> [Given records]
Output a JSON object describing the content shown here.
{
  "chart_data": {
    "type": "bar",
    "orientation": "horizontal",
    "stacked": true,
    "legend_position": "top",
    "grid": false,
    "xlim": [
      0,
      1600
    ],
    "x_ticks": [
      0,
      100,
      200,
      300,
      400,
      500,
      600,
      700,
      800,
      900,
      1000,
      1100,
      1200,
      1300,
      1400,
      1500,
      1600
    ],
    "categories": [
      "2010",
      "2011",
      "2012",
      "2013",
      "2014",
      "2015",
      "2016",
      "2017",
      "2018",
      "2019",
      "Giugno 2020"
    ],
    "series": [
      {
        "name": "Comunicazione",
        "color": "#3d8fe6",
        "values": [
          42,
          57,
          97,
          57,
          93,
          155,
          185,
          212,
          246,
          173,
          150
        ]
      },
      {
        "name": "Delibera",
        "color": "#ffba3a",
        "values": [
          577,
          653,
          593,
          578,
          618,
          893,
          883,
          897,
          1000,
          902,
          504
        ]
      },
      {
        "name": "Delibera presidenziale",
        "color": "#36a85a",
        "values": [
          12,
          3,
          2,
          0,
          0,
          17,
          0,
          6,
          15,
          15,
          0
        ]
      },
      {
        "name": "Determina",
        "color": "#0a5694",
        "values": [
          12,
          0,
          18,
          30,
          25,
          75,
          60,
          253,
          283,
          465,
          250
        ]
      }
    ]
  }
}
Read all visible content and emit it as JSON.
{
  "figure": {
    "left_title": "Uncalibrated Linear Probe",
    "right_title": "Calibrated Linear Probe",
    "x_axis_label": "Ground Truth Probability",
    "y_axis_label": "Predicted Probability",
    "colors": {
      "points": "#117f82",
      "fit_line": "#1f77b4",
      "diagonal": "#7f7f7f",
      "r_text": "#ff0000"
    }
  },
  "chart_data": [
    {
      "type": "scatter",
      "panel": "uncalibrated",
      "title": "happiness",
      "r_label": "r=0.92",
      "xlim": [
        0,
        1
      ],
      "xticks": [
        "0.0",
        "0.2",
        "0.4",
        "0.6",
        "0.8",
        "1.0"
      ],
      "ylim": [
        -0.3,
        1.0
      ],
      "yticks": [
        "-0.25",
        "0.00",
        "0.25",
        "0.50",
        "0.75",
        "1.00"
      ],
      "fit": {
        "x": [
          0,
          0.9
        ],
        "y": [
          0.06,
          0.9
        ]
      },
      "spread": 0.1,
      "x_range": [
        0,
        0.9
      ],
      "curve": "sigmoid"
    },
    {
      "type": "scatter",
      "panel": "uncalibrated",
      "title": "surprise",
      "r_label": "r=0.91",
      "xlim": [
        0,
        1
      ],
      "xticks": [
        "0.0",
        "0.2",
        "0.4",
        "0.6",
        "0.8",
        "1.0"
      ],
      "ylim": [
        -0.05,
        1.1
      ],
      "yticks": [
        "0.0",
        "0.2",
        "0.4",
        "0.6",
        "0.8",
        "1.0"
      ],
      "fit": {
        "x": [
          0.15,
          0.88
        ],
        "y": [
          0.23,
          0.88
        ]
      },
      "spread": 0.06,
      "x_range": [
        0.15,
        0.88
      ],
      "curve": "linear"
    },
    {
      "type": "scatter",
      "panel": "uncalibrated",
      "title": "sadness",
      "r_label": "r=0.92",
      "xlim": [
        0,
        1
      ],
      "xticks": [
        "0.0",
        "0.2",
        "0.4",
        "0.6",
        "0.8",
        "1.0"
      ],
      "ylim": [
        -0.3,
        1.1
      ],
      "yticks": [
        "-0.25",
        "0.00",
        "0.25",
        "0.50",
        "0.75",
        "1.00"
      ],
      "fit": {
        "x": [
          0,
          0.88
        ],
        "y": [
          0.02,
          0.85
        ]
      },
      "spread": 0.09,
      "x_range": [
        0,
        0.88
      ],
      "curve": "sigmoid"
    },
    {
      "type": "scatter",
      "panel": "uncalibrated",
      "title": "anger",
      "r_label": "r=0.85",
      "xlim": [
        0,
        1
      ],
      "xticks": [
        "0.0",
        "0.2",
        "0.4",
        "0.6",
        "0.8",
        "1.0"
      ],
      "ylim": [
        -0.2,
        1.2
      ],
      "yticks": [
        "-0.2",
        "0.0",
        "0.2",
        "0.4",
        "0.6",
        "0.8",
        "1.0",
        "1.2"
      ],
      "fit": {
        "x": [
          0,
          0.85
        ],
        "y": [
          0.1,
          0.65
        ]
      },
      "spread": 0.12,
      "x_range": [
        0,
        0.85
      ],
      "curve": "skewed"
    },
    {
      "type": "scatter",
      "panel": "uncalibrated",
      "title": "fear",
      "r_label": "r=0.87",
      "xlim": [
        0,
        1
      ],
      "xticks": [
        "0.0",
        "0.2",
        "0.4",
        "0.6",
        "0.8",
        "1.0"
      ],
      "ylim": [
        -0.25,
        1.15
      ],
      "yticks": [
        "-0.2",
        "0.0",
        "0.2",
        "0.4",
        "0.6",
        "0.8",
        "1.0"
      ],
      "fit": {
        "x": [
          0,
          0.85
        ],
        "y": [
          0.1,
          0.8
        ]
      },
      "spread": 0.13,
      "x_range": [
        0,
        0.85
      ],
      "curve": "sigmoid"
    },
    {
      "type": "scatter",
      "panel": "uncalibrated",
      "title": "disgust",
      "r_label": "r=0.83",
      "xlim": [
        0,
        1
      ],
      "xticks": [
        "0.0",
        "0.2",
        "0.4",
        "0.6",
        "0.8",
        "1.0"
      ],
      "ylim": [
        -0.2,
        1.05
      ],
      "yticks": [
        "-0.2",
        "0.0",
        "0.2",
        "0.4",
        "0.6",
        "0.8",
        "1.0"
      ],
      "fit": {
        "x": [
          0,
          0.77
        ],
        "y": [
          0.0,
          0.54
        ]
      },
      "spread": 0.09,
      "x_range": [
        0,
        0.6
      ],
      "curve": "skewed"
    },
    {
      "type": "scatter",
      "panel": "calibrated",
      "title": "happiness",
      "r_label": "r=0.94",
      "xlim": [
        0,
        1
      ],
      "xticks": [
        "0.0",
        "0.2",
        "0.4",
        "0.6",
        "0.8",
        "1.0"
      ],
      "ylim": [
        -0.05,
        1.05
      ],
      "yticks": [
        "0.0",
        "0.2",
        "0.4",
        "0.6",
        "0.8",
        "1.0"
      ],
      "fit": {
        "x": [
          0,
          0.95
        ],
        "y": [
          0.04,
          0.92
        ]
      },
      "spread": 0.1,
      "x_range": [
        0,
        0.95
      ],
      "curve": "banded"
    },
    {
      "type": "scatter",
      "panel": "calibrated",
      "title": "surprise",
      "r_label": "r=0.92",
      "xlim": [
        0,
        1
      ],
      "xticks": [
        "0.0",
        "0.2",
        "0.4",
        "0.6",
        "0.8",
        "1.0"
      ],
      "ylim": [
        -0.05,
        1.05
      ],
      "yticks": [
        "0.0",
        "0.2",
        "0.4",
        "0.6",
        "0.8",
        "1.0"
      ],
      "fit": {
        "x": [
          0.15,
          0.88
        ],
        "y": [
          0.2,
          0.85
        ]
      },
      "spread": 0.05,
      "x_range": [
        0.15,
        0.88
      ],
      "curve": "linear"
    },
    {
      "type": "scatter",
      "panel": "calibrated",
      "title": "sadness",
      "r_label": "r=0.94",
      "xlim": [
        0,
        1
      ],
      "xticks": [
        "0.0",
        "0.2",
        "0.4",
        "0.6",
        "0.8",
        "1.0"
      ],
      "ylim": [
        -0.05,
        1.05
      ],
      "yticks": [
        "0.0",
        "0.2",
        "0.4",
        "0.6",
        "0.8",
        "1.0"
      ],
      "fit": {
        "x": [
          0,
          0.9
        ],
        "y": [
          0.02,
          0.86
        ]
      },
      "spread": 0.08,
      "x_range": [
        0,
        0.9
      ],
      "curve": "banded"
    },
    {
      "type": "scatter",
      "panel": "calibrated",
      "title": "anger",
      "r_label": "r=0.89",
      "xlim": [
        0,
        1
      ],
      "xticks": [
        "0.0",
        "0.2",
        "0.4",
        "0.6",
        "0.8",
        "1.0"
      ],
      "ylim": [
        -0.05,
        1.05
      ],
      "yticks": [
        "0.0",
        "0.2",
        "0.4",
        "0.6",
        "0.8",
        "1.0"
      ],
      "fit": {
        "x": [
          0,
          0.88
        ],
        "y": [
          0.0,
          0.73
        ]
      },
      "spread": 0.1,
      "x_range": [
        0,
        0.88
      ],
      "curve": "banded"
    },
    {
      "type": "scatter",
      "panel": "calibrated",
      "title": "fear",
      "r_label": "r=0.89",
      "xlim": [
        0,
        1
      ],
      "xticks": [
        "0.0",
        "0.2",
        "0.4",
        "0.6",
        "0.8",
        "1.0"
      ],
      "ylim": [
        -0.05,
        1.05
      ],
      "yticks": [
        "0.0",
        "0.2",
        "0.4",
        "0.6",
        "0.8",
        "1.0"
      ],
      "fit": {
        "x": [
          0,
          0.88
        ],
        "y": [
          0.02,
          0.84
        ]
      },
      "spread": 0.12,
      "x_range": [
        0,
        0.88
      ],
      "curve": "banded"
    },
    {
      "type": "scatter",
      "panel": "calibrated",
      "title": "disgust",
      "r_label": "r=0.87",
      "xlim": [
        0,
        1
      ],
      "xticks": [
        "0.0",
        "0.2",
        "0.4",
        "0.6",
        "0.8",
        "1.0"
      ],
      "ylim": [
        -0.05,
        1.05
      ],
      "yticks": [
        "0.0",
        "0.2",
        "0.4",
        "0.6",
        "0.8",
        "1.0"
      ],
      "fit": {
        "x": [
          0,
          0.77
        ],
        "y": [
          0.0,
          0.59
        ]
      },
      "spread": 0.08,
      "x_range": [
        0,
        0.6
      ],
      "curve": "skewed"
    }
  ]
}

> [What is being asked]
Every line in the data that holds "content" should be copied out.

> [Full solution]
Output a JSON object describing the content shown here.
Read all visible content and emit it as JSON.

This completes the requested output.